**DO THIS**
Report how many lines contain the word "casas", with no other text.

Dataset entries
##########

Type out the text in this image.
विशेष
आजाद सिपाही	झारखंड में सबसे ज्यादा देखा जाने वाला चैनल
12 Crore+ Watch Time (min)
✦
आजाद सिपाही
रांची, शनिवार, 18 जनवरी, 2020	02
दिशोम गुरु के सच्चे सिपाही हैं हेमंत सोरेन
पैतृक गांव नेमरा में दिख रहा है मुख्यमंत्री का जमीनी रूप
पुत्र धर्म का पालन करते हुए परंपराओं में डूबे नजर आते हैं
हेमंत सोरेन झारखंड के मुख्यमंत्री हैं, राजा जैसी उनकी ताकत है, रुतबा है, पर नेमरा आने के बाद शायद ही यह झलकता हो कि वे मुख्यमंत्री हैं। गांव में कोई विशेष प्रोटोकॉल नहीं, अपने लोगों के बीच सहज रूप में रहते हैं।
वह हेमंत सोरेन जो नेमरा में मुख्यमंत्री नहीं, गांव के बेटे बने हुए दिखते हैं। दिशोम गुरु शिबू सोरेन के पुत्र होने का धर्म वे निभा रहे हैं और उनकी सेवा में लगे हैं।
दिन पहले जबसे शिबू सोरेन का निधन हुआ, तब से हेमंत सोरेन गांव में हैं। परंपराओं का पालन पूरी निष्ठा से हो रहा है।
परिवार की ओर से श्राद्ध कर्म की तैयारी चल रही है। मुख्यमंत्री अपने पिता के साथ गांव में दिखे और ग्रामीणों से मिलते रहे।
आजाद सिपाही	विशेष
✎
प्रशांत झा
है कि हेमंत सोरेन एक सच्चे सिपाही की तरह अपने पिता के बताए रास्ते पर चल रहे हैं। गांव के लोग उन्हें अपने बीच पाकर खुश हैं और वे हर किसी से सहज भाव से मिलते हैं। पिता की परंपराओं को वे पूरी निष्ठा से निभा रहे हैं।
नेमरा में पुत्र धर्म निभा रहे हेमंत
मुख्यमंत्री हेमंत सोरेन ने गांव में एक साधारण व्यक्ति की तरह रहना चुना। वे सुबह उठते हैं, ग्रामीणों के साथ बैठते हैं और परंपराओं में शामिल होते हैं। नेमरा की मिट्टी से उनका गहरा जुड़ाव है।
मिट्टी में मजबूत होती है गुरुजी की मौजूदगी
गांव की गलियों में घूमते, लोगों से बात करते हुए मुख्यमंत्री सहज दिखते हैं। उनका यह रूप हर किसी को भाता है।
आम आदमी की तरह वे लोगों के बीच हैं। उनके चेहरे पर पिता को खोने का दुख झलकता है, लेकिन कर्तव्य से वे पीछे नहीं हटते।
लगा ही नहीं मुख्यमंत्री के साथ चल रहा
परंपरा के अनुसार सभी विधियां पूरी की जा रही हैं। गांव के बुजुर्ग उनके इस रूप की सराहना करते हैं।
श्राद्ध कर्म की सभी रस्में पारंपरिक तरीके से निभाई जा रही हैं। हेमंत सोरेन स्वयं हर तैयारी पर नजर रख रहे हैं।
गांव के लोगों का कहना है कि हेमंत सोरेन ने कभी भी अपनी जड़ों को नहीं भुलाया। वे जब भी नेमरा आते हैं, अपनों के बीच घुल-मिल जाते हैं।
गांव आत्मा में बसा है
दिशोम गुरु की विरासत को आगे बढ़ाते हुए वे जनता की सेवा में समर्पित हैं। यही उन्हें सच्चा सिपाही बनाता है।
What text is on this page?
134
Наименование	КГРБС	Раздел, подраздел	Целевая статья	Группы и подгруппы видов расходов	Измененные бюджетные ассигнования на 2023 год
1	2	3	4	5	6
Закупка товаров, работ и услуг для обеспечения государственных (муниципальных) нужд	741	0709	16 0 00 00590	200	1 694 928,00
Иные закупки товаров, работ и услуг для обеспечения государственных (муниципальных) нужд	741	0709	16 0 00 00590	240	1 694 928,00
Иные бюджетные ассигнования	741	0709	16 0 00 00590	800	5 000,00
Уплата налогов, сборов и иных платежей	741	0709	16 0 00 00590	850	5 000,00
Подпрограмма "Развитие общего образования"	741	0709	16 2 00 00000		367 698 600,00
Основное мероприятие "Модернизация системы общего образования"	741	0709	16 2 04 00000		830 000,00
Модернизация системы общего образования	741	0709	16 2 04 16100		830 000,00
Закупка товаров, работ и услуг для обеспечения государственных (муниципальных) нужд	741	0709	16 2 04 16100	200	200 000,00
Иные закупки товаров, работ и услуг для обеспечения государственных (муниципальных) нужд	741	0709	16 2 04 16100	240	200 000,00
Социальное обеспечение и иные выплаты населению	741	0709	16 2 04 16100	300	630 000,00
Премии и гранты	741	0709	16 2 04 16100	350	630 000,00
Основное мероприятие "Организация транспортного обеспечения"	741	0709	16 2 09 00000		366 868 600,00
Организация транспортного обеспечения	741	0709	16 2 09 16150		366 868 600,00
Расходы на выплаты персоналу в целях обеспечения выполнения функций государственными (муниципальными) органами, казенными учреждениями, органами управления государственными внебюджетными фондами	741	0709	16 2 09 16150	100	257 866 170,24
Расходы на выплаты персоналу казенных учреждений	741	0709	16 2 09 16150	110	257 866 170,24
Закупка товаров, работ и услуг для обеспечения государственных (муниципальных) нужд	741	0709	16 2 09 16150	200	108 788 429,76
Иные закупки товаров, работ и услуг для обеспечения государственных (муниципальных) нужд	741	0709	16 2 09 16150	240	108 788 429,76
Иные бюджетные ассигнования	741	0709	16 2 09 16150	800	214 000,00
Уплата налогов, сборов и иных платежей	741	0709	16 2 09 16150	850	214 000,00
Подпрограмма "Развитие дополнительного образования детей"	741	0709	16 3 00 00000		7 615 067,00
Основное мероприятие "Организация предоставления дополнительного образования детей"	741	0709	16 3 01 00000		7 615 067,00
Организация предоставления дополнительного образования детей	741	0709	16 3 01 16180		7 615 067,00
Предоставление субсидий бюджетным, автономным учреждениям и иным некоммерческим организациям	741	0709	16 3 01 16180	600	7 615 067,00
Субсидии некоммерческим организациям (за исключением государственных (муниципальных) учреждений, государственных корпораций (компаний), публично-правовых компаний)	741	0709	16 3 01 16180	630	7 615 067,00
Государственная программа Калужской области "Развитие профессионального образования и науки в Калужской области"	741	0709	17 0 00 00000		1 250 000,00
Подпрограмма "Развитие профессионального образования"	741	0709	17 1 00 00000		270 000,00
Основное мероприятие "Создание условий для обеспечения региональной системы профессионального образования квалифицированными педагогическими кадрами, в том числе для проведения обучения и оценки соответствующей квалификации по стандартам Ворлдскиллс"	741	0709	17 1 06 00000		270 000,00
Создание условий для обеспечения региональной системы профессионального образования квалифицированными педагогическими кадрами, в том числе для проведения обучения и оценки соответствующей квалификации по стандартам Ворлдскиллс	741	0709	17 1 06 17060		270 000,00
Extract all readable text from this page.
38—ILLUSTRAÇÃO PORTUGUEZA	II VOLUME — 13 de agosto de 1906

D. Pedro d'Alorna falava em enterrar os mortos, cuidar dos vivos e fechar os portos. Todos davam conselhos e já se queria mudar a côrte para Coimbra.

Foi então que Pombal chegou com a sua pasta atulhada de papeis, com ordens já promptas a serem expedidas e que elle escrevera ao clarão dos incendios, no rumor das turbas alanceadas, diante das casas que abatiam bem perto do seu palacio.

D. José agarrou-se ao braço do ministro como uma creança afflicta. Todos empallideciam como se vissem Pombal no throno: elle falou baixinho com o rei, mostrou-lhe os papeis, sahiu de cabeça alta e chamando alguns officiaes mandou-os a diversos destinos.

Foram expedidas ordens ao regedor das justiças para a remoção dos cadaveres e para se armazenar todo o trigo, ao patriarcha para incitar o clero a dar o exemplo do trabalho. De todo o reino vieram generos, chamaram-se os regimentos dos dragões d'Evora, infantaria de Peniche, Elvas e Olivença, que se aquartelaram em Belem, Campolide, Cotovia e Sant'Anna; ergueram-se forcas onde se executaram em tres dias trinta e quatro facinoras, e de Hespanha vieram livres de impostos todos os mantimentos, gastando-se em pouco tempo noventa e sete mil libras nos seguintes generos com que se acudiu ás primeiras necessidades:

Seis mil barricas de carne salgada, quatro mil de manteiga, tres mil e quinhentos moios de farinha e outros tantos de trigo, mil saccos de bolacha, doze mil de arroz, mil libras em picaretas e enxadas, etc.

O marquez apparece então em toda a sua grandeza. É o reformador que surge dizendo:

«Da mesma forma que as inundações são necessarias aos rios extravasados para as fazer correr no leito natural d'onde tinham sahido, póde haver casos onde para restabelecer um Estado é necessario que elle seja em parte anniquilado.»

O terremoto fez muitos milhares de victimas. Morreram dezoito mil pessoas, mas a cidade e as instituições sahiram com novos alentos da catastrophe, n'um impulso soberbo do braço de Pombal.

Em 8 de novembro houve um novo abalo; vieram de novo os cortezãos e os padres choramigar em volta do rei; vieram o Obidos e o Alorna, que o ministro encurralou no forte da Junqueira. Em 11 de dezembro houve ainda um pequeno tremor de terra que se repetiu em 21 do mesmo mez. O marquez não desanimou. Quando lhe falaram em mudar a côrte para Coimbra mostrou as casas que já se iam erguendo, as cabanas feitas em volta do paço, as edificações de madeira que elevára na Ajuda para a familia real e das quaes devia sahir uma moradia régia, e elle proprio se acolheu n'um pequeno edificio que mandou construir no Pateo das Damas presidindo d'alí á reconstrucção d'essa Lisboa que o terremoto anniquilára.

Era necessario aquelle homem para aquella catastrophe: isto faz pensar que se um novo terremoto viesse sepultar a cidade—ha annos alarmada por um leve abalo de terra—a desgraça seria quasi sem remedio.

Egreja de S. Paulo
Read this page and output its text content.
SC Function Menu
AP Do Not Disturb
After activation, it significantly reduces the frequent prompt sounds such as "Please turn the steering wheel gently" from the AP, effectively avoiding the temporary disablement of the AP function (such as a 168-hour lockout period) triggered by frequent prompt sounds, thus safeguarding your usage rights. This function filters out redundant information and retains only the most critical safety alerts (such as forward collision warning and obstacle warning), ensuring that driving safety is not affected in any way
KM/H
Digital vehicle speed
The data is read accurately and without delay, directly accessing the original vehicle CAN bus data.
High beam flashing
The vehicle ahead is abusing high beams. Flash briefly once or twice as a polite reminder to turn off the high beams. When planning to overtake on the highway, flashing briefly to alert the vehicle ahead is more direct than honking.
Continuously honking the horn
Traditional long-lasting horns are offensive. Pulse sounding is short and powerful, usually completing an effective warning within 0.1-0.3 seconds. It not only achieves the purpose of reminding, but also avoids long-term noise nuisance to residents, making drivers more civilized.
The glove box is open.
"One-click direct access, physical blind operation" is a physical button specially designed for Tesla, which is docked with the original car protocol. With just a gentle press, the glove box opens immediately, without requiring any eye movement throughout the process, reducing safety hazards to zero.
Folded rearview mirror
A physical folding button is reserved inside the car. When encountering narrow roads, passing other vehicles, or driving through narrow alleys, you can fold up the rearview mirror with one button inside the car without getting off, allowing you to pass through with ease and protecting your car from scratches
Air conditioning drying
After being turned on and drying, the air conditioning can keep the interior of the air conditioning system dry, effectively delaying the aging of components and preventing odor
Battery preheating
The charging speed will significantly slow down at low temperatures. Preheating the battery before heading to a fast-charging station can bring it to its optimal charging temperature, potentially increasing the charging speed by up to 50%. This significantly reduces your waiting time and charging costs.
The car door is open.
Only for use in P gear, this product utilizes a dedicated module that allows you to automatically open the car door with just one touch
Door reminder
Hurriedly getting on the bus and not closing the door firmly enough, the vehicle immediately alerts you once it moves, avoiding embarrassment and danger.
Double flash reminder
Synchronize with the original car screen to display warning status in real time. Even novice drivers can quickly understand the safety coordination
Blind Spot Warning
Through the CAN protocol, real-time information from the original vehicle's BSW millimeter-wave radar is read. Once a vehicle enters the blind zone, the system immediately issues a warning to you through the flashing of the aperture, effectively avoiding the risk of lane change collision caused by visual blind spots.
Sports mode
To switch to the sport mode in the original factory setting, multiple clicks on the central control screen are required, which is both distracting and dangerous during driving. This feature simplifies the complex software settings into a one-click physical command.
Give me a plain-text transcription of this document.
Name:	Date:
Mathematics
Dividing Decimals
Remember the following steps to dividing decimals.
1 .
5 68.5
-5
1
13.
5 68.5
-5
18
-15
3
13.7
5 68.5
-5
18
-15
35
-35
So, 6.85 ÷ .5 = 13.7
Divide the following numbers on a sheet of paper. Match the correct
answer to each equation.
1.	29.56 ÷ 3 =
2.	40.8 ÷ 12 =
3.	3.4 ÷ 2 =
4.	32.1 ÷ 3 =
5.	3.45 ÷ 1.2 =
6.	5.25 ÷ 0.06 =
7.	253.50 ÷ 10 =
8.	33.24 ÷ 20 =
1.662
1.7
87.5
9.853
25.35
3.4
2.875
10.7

##########

**COMPLETED TASK**
2